:: MATERIAL ::
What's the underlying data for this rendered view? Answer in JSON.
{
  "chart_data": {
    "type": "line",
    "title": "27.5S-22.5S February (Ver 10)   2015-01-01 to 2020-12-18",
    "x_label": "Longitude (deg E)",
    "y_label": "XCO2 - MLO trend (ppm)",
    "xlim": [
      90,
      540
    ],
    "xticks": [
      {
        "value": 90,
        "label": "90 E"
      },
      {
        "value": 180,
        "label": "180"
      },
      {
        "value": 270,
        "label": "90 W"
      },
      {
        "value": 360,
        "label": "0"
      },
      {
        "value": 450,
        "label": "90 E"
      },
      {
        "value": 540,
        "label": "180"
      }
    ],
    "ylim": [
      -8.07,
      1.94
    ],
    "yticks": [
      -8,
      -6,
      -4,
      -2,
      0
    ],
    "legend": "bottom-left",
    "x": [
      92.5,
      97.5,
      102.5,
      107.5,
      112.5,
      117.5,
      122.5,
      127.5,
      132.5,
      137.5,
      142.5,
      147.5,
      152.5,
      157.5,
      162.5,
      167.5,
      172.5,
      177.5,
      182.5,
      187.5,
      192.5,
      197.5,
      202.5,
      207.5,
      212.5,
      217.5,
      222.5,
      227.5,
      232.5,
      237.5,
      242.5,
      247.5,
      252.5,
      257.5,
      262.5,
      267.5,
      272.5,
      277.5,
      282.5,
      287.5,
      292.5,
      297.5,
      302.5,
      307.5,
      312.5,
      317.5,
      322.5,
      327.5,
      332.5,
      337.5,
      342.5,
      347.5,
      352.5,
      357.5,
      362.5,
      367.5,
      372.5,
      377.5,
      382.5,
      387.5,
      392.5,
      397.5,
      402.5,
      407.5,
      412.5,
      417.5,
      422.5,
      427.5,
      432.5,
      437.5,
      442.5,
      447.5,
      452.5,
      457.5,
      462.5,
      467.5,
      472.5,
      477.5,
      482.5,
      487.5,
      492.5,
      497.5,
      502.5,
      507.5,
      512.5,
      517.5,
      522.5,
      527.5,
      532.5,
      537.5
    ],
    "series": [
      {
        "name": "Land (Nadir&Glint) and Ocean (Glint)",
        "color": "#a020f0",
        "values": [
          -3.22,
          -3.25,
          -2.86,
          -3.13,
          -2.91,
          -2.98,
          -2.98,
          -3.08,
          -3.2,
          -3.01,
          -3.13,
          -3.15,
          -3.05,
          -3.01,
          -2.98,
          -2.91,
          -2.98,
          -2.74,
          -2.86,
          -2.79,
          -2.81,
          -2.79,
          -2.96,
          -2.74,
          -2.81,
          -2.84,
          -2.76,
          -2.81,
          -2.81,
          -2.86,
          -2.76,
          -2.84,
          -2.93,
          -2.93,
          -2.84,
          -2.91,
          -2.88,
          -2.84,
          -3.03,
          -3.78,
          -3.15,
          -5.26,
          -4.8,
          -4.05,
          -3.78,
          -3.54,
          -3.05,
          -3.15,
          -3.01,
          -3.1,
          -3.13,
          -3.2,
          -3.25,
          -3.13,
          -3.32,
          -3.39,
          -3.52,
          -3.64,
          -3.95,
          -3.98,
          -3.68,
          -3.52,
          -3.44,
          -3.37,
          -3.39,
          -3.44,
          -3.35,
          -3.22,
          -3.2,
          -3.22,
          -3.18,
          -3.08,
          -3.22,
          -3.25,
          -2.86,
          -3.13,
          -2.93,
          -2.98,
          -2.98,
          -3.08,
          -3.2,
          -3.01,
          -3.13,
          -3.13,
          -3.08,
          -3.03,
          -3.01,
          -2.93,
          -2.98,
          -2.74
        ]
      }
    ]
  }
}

:: WHAT IS NEEDED ::
Restate the whole of the material exactly.

:: PROBLEM SOLUTION ::
What's the underlying data for this rendered view? Answer in JSON.
{
  "chart_data": {
    "type": "line",
    "title": "27.5S-22.5S February (Ver 10)   2015-01-01 to 2020-12-18",
    "x_label": "Longitude (deg E)",
    "y_label": "XCO2 - MLO trend (ppm)",
    "xlim": [
      90,
      540
    ],
    "xticks": [
      {
        "value": 90,
        "label": "90 E"
      },
      {
        "value": 180,
        "label": "180"
      },
      {
        "value": 270,
        "label": "90 W"
      },
      {
        "value": 360,
        "label": "0"
      },
      {
        "value": 450,
        "label": "90 E"
      },
      {
        "value": 540,
        "label": "180"
      }
    ],
    "ylim": [
      -8.07,
      1.94
    ],
    "yticks": [
      -8,
      -6,
      -4,
      -2,
      0
    ],
    "legend": "bottom-left",
    "x": [
      92.5,
      97.5,
      102.5,
      107.5,
      112.5,
      117.5,
      122.5,
      127.5,
      132.5,
      137.5,
      142.5,
      147.5,
      152.5,
      157.5,
      162.5,
      167.5,
      172.5,
      177.5,
      182.5,
      187.5,
      192.5,
      197.5,
      202.5,
      207.5,
      212.5,
      217.5,
      222.5,
      227.5,
      232.5,
      237.5,
      242.5,
      247.5,
      252.5,
      257.5,
      262.5,
      267.5,
      272.5,
      277.5,
      282.5,
      287.5,
      292.5,
      297.5,
      302.5,
      307.5,
      312.5,
      317.5,
      322.5,
      327.5,
      332.5,
      337.5,
      342.5,
      347.5,
      352.5,
      357.5,
      362.5,
      367.5,
      372.5,
      377.5,
      382.5,
      387.5,
      392.5,
      397.5,
      402.5,
      407.5,
      412.5,
      417.5,
      422.5,
      427.5,
      432.5,
      437.5,
      442.5,
      447.5,
      452.5,
      457.5,
      462.5,
      467.5,
      472.5,
      477.5,
      482.5,
      487.5,
      492.5,
      497.5,
      502.5,
      507.5,
      512.5,
      517.5,
      522.5,
      527.5,
      532.5,
      537.5
    ],
    "series": [
      {
        "name": "Land (Nadir&Glint) and Ocean (Glint)",
        "color": "#a020f0",
        "values": [
          -3.22,
          -3.25,
          -2.86,
          -3.13,
          -2.91,
          -2.98,
          -2.98,
          -3.08,
          -3.2,
          -3.01,
          -3.13,
          -3.15,
          -3.05,
          -3.01,
          -2.98,
          -2.91,
          -2.98,
          -2.74,
          -2.86,
          -2.79,
          -2.81,
          -2.79,
          -2.96,
          -2.74,
          -2.81,
          -2.84,
          -2.76,
          -2.81,
          -2.81,
          -2.86,
          -2.76,
          -2.84,
          -2.93,
          -2.93,
          -2.84,
          -2.91,
          -2.88,
          -2.84,
          -3.03,
          -3.78,
          -3.15,
          -5.26,
          -4.8,
          -4.05,
          -3.78,
          -3.54,
          -3.05,
          -3.15,
          -3.01,
          -3.1,
          -3.13,
          -3.2,
          -3.25,
          -3.13,
          -3.32,
          -3.39,
          -3.52,
          -3.64,
          -3.95,
          -3.98,
          -3.68,
          -3.52,
          -3.44,
          -3.37,
          -3.39,
          -3.44,
          -3.35,
          -3.22,
          -3.2,
          -3.22,
          -3.18,
          -3.08,
          -3.22,
          -3.25,
          -2.86,
          -3.13,
          -2.93,
          -2.98,
          -2.98,
          -3.08,
          -3.2,
          -3.01,
          -3.13,
          -3.13,
          -3.08,
          -3.03,
          -3.01,
          -2.93,
          -2.98,
          -2.74
        ]
      }
    ]
  }
}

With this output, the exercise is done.